**PROMPT:** Among the entries, which lines carry the string "this"? Copy each of them.

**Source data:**

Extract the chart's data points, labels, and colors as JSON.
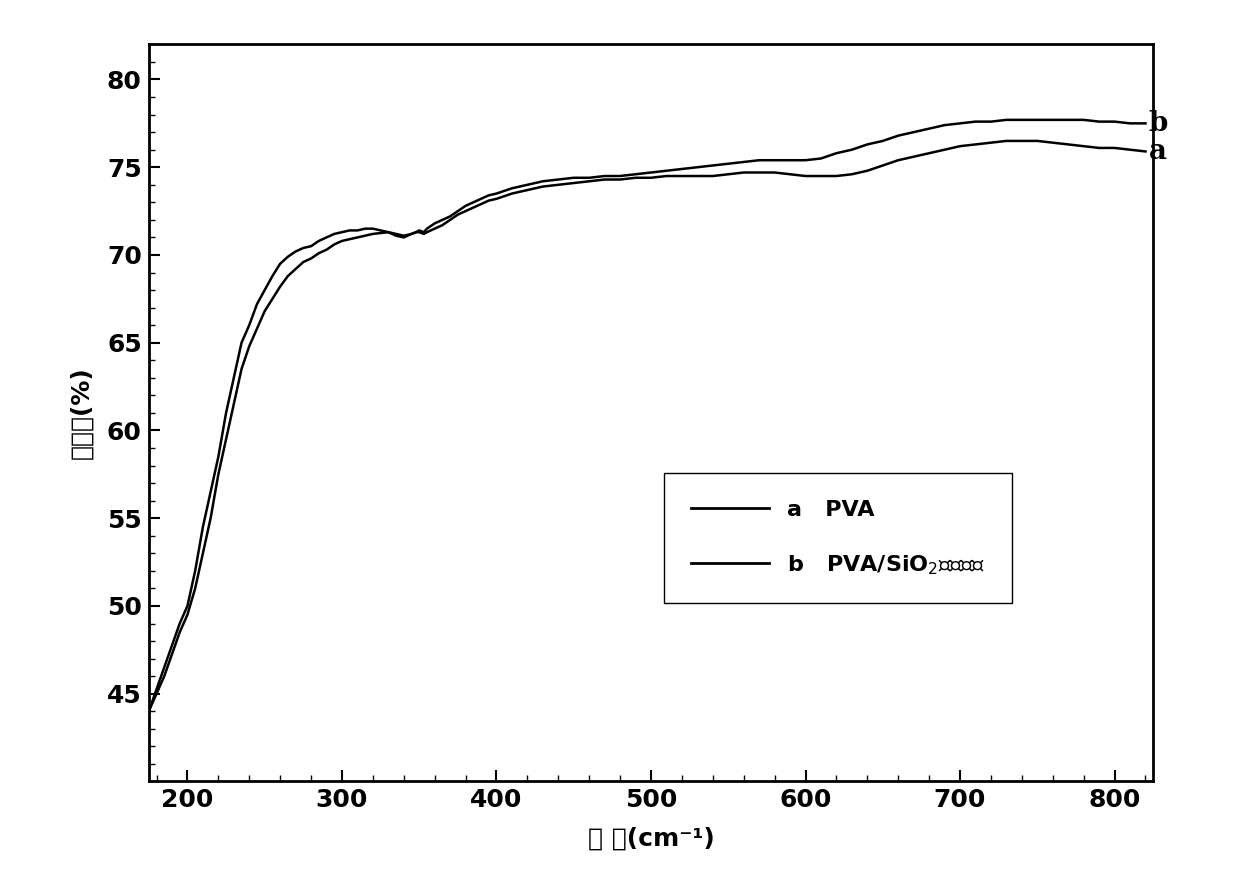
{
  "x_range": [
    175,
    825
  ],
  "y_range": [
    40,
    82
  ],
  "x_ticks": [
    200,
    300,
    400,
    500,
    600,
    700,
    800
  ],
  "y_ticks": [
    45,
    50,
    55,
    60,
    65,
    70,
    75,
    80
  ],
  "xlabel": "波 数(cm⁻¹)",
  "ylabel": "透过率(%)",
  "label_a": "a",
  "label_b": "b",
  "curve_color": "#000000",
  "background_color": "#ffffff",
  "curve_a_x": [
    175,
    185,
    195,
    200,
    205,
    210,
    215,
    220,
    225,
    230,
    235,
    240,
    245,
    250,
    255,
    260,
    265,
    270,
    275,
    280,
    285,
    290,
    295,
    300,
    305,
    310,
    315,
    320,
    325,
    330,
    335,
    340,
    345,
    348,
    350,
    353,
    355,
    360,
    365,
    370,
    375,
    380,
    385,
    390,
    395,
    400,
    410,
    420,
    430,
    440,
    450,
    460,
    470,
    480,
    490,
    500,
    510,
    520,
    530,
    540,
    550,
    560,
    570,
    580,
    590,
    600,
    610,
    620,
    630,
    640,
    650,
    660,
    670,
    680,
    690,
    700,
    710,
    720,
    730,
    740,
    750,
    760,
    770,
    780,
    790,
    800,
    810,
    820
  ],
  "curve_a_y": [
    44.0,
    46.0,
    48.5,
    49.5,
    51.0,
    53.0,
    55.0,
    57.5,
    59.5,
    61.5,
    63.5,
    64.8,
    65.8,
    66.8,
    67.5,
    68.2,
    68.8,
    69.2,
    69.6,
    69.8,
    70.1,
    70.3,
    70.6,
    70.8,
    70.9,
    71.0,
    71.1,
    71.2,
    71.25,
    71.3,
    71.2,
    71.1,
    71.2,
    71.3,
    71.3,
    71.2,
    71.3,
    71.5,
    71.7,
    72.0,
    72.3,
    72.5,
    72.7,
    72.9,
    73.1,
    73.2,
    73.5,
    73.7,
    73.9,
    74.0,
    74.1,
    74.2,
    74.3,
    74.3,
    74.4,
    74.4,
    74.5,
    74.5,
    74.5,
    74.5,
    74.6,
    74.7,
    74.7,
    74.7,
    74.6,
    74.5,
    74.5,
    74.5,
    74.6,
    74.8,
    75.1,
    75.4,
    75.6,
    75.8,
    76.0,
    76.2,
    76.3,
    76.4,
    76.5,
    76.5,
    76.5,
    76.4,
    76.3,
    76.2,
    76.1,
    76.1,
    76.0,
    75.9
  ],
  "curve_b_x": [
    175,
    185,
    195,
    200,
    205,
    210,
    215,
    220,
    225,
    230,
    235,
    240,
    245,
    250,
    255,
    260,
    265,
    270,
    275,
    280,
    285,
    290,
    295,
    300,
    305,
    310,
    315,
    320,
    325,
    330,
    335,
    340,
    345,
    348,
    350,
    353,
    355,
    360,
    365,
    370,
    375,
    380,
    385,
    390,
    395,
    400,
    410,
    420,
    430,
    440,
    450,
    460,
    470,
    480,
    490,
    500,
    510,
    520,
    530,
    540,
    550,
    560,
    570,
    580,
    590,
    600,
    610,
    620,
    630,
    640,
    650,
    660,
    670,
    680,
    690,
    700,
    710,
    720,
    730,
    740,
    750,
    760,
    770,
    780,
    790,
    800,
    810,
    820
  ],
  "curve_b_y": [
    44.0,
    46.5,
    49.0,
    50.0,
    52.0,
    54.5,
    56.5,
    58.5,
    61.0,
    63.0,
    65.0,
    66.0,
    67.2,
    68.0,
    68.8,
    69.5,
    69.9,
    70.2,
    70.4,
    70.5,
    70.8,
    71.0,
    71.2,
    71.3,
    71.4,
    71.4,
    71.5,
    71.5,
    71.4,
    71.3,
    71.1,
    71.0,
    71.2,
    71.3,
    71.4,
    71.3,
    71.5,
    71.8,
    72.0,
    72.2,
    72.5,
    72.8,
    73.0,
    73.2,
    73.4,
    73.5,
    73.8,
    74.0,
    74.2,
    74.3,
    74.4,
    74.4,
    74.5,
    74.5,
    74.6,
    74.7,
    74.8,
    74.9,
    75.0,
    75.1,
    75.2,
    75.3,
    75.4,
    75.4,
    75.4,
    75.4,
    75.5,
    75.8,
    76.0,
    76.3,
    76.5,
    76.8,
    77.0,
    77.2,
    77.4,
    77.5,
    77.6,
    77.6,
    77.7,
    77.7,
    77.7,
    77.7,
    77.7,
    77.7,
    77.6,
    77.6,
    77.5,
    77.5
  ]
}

--

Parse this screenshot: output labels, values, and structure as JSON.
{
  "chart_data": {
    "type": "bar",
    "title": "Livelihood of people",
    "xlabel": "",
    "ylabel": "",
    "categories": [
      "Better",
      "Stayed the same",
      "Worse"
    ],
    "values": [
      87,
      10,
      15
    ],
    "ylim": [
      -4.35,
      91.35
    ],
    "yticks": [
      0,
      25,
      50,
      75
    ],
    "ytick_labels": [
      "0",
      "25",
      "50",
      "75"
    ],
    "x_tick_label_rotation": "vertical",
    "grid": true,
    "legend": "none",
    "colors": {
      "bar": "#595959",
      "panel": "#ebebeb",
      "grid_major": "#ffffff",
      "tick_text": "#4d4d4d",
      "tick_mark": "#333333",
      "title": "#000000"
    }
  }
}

--

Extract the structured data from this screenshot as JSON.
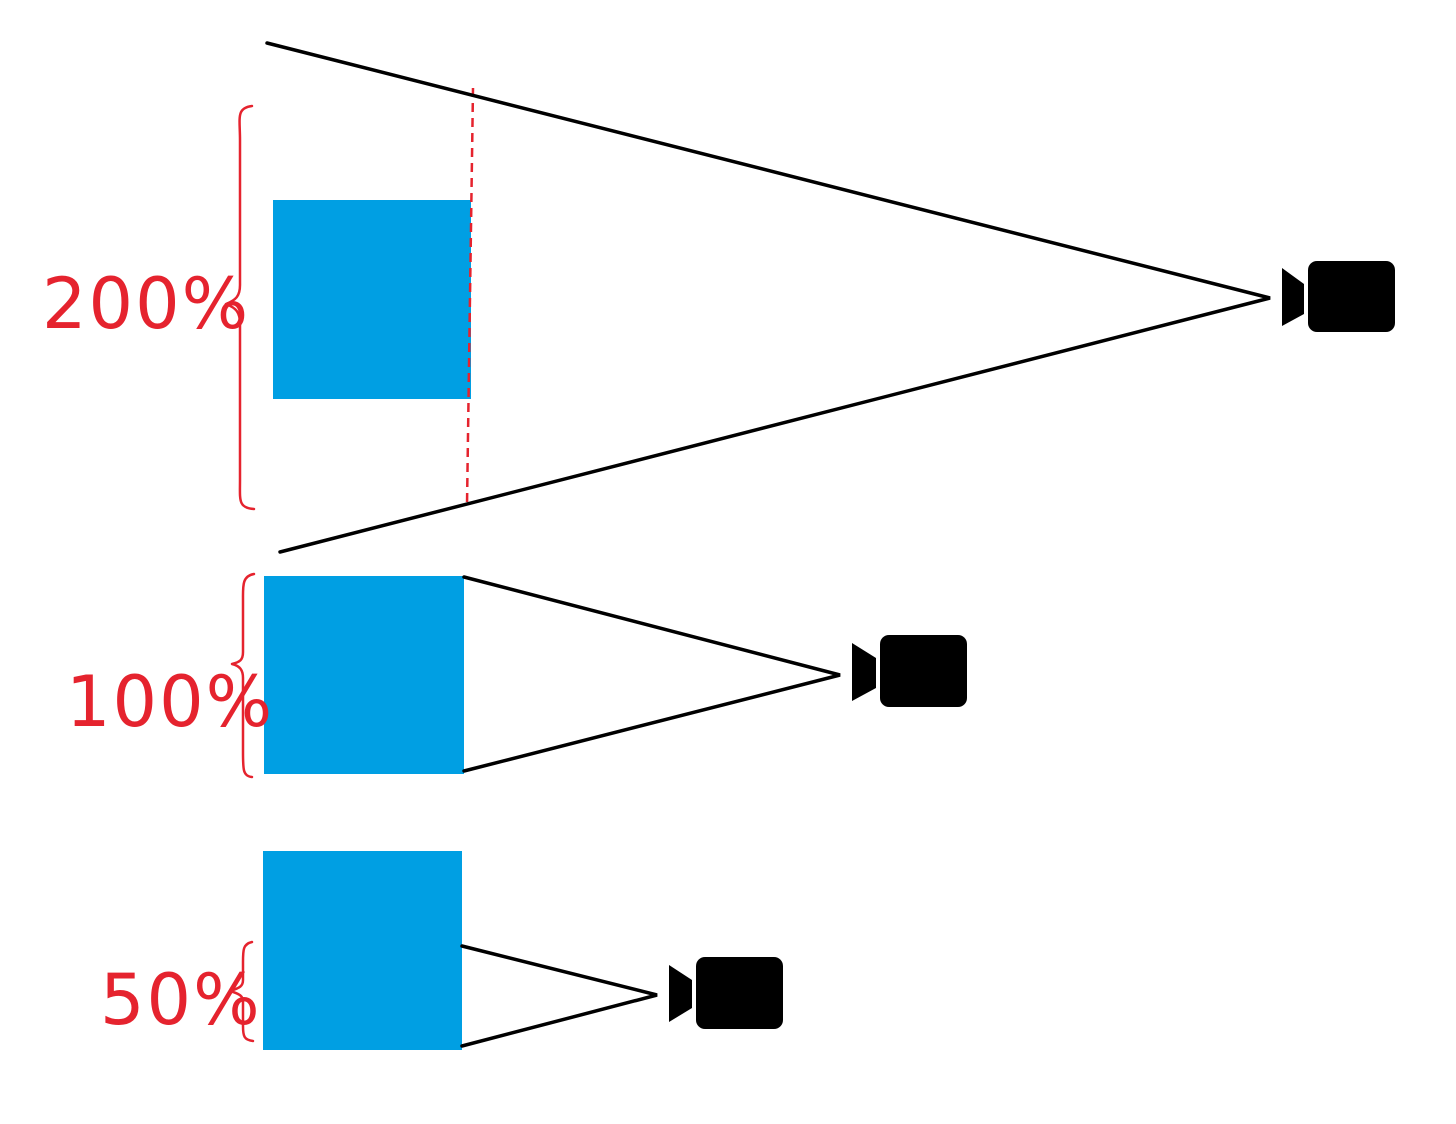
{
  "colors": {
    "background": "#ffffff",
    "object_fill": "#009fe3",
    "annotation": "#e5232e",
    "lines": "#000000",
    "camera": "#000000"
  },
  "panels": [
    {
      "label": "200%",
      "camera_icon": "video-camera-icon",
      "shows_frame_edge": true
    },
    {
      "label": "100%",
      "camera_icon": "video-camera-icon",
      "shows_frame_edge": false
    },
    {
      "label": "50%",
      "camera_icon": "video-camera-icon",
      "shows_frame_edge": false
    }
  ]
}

**ANSWER:**
Parse this screenshot: output labels, values, and structure as JSON.
Extract the structured data from this screenshot as JSON.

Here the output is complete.